:: Instructions for the task ::
How many lines of the data hold the word "specify"? State the number and nothing else.

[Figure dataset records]

________________________

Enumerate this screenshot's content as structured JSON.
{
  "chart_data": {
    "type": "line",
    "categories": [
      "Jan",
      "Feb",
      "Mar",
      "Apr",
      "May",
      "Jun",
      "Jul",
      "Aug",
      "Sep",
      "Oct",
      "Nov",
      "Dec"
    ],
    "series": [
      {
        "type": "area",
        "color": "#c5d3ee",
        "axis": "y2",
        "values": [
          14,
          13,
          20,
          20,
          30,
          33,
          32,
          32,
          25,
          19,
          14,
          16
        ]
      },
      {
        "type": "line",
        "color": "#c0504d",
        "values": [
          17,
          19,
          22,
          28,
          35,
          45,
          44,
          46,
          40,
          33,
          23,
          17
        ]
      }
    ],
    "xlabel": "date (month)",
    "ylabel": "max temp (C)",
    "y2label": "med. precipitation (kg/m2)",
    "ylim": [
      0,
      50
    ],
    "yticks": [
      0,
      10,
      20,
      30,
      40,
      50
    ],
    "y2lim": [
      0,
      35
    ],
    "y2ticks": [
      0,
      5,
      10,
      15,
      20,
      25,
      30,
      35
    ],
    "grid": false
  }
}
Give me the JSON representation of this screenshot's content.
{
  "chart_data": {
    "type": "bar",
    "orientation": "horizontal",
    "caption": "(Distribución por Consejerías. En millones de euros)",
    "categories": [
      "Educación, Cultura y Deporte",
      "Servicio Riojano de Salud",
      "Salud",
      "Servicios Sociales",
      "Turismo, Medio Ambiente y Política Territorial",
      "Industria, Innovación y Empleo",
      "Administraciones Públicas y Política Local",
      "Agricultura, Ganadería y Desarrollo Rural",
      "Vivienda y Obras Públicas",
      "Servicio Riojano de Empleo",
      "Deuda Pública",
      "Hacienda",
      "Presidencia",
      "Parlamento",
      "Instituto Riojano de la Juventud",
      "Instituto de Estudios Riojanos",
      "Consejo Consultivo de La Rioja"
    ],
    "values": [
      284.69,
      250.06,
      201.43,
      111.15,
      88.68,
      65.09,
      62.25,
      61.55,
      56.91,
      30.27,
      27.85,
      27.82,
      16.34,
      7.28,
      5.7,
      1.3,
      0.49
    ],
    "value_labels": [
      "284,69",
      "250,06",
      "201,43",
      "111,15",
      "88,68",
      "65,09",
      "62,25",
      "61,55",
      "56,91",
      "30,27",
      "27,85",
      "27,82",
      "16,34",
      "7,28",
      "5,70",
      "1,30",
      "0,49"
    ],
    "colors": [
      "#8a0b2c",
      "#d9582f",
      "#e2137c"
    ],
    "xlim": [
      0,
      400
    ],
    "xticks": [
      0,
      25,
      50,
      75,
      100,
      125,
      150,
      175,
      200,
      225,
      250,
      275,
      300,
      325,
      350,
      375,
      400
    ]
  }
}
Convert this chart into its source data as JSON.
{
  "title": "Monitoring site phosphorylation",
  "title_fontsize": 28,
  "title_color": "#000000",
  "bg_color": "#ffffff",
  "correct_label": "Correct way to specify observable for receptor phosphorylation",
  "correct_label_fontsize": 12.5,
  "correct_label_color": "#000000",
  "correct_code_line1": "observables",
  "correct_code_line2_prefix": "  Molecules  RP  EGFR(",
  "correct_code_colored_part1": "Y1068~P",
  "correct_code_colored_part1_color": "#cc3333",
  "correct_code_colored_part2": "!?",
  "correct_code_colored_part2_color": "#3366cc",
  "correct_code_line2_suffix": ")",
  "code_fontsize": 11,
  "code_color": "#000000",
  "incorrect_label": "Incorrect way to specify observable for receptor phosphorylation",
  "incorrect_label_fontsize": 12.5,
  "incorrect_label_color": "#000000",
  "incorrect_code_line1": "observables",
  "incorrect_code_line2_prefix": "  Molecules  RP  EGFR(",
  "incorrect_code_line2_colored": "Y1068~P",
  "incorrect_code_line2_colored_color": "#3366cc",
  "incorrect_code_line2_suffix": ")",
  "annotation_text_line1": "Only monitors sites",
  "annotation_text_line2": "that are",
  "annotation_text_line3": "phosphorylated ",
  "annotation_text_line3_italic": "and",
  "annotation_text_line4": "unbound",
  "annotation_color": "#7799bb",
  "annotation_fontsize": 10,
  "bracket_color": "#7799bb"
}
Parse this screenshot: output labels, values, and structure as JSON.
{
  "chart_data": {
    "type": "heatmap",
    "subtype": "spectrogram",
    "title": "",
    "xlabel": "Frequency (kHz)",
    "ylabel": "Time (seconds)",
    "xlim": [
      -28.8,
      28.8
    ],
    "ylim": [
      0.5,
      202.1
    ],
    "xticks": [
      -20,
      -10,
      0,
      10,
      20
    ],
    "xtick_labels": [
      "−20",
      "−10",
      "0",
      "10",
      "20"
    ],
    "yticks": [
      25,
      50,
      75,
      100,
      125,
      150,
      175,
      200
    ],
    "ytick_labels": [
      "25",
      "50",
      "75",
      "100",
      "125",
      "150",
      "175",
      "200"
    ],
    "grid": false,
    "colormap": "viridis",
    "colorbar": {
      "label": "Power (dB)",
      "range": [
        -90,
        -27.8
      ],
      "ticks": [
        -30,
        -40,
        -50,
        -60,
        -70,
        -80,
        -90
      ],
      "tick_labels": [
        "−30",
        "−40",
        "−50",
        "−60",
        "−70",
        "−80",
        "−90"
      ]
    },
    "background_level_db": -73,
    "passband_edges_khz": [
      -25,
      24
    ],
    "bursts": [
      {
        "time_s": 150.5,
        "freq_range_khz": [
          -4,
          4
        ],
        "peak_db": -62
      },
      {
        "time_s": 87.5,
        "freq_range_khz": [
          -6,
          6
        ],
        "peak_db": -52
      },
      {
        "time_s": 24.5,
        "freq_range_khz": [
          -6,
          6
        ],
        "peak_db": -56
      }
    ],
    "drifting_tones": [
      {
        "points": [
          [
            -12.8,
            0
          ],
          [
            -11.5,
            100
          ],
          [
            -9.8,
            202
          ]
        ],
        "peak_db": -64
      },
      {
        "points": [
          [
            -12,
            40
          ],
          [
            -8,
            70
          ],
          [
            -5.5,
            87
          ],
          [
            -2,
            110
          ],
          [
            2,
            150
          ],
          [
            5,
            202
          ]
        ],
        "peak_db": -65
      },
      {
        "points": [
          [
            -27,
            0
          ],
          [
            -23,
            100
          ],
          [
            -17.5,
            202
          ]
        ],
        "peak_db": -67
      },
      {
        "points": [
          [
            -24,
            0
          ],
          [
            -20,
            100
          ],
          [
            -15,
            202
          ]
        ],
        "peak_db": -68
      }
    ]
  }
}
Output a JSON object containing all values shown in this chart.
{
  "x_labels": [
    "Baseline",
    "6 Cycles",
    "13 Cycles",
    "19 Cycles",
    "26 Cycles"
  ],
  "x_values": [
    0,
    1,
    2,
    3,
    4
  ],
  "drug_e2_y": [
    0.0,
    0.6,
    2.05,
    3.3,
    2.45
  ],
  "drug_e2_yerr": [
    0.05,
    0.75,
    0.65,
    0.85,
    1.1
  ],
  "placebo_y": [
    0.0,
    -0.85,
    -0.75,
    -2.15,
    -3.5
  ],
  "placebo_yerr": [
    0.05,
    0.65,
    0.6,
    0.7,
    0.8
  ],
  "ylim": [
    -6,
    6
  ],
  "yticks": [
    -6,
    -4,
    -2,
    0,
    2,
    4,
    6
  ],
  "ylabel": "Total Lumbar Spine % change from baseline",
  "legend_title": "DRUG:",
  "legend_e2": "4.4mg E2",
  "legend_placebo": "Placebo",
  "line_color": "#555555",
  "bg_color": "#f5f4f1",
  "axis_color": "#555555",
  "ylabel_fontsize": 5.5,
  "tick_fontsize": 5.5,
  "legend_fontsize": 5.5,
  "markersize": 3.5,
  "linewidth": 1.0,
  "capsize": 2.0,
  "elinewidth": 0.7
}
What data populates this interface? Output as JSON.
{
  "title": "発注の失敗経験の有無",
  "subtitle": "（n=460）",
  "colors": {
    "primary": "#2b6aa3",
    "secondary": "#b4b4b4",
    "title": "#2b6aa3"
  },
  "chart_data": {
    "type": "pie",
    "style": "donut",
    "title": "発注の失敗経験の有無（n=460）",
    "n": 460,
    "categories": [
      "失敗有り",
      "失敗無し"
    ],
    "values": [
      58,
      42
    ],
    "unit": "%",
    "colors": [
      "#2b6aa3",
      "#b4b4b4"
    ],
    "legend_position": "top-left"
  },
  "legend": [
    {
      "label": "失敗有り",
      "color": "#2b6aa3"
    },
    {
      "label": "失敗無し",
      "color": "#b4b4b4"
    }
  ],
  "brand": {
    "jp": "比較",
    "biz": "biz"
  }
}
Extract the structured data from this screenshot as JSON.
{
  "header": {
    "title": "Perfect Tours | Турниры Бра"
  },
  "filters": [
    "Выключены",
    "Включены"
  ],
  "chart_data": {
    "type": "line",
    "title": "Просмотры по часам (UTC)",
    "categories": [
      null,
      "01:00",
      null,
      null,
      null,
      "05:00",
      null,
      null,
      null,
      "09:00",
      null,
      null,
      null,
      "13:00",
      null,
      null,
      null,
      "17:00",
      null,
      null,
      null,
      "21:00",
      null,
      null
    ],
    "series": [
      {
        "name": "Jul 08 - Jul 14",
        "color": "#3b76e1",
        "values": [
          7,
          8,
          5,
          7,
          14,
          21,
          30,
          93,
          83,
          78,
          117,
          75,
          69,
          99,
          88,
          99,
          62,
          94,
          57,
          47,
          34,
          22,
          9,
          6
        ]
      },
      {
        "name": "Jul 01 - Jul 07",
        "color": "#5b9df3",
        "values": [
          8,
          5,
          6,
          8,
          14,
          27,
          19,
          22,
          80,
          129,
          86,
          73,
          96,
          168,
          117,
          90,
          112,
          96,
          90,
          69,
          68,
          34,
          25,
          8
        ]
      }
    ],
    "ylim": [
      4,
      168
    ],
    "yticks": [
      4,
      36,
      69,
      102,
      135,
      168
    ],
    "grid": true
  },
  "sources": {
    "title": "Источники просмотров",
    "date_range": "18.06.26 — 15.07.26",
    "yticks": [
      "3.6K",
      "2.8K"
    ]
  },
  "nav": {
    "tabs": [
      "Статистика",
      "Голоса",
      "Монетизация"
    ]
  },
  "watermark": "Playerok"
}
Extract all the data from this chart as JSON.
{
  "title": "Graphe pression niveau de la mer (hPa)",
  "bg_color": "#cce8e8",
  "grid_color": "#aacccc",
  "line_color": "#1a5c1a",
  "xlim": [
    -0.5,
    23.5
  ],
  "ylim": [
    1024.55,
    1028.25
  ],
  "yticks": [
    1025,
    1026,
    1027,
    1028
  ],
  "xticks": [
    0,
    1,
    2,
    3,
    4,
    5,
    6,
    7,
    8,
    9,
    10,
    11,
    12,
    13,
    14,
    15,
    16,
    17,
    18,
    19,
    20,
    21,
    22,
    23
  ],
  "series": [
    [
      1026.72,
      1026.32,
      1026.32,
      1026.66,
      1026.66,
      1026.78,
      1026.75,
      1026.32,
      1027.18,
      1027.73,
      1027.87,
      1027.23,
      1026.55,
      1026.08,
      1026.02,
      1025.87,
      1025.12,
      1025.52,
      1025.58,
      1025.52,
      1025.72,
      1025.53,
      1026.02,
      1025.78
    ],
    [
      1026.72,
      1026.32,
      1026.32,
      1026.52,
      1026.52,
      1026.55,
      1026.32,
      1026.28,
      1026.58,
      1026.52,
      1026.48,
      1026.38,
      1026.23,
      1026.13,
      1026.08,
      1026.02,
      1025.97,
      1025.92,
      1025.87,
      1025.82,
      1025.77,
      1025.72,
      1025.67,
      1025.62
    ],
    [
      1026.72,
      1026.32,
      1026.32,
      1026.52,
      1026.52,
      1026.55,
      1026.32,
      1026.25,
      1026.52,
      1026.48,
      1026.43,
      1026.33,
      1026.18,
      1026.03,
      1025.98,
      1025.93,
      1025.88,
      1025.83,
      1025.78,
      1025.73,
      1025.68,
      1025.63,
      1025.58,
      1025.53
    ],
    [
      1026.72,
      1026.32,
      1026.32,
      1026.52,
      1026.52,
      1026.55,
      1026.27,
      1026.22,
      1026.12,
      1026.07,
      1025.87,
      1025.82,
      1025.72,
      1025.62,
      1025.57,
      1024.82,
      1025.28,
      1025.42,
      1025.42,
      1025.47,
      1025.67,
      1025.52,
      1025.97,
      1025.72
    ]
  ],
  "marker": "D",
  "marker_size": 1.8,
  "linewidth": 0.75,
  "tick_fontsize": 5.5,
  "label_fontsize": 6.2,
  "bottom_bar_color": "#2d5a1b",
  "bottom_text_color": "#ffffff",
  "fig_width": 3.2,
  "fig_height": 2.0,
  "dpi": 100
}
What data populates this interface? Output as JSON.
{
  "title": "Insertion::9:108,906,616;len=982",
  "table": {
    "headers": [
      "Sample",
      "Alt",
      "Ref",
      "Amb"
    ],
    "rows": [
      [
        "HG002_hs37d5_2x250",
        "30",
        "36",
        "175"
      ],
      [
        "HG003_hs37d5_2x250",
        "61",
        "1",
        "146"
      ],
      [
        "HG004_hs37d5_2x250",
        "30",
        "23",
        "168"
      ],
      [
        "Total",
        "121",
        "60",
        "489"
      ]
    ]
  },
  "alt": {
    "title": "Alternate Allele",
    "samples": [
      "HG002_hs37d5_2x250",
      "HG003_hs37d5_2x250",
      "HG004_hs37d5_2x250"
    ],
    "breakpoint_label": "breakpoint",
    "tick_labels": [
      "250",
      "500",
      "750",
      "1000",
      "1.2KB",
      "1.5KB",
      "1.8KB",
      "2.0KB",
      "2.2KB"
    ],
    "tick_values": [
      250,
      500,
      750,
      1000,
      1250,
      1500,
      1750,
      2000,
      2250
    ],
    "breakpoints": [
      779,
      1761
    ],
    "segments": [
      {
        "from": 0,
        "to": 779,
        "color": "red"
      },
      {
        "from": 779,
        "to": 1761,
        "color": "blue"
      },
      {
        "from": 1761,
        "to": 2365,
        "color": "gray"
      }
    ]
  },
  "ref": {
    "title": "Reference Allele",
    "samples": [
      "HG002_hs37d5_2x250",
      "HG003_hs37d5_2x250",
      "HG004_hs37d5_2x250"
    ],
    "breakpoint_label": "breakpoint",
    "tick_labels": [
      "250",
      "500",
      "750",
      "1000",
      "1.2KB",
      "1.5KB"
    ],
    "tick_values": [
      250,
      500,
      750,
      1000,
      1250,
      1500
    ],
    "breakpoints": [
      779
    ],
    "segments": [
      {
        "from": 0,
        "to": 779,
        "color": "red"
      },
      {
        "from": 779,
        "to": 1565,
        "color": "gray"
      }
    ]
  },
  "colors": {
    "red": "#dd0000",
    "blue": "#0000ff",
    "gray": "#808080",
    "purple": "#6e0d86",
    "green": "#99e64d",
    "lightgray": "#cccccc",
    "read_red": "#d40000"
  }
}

________________________

:: Response to the exercise ::
2